● MATERIAL PROVIDED
╭──

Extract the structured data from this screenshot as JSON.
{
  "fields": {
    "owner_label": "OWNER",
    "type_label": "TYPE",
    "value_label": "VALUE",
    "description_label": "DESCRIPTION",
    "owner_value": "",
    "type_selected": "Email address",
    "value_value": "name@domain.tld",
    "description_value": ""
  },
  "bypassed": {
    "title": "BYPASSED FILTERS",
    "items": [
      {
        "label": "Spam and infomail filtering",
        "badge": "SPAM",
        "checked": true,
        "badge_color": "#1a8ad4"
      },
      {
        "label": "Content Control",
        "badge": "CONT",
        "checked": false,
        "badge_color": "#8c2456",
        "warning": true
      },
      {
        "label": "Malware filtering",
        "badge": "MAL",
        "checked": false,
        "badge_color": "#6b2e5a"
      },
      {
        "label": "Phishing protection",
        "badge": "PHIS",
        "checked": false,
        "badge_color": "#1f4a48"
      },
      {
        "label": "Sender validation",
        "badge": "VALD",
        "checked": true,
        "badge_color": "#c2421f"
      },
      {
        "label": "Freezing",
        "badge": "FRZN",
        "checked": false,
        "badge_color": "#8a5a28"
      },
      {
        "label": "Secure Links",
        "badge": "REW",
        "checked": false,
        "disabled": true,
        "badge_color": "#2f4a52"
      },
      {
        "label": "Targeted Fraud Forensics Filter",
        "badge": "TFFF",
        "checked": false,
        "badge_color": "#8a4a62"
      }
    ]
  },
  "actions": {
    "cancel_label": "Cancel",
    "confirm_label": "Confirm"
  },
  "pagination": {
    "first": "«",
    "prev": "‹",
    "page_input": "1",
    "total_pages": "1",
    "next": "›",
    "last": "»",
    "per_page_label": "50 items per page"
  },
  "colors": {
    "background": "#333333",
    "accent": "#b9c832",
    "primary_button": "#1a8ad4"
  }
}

╰──

● SHORT EXERCISE
Give an exact copy of all the data shown above.

● ANSWER TO THE TASK
Extract the structured data from this screenshot as JSON.
{
  "fields": {
    "owner_label": "OWNER",
    "type_label": "TYPE",
    "value_label": "VALUE",
    "description_label": "DESCRIPTION",
    "owner_value": "",
    "type_selected": "Email address",
    "value_value": "name@domain.tld",
    "description_value": ""
  },
  "bypassed": {
    "title": "BYPASSED FILTERS",
    "items": [
      {
        "label": "Spam and infomail filtering",
        "badge": "SPAM",
        "checked": true,
        "badge_color": "#1a8ad4"
      },
      {
        "label": "Content Control",
        "badge": "CONT",
        "checked": false,
        "badge_color": "#8c2456",
        "warning": true
      },
      {
        "label": "Malware filtering",
        "badge": "MAL",
        "checked": false,
        "badge_color": "#6b2e5a"
      },
      {
        "label": "Phishing protection",
        "badge": "PHIS",
        "checked": false,
        "badge_color": "#1f4a48"
      },
      {
        "label": "Sender validation",
        "badge": "VALD",
        "checked": true,
        "badge_color": "#c2421f"
      },
      {
        "label": "Freezing",
        "badge": "FRZN",
        "checked": false,
        "badge_color": "#8a5a28"
      },
      {
        "label": "Secure Links",
        "badge": "REW",
        "checked": false,
        "disabled": true,
        "badge_color": "#2f4a52"
      },
      {
        "label": "Targeted Fraud Forensics Filter",
        "badge": "TFFF",
        "checked": false,
        "badge_color": "#8a4a62"
      }
    ]
  },
  "actions": {
    "cancel_label": "Cancel",
    "confirm_label": "Confirm"
  },
  "pagination": {
    "first": "«",
    "prev": "‹",
    "page_input": "1",
    "total_pages": "1",
    "next": "›",
    "last": "»",
    "per_page_label": "50 items per page"
  },
  "colors": {
    "background": "#333333",
    "accent": "#b9c832",
    "primary_button": "#1a8ad4"
  }
}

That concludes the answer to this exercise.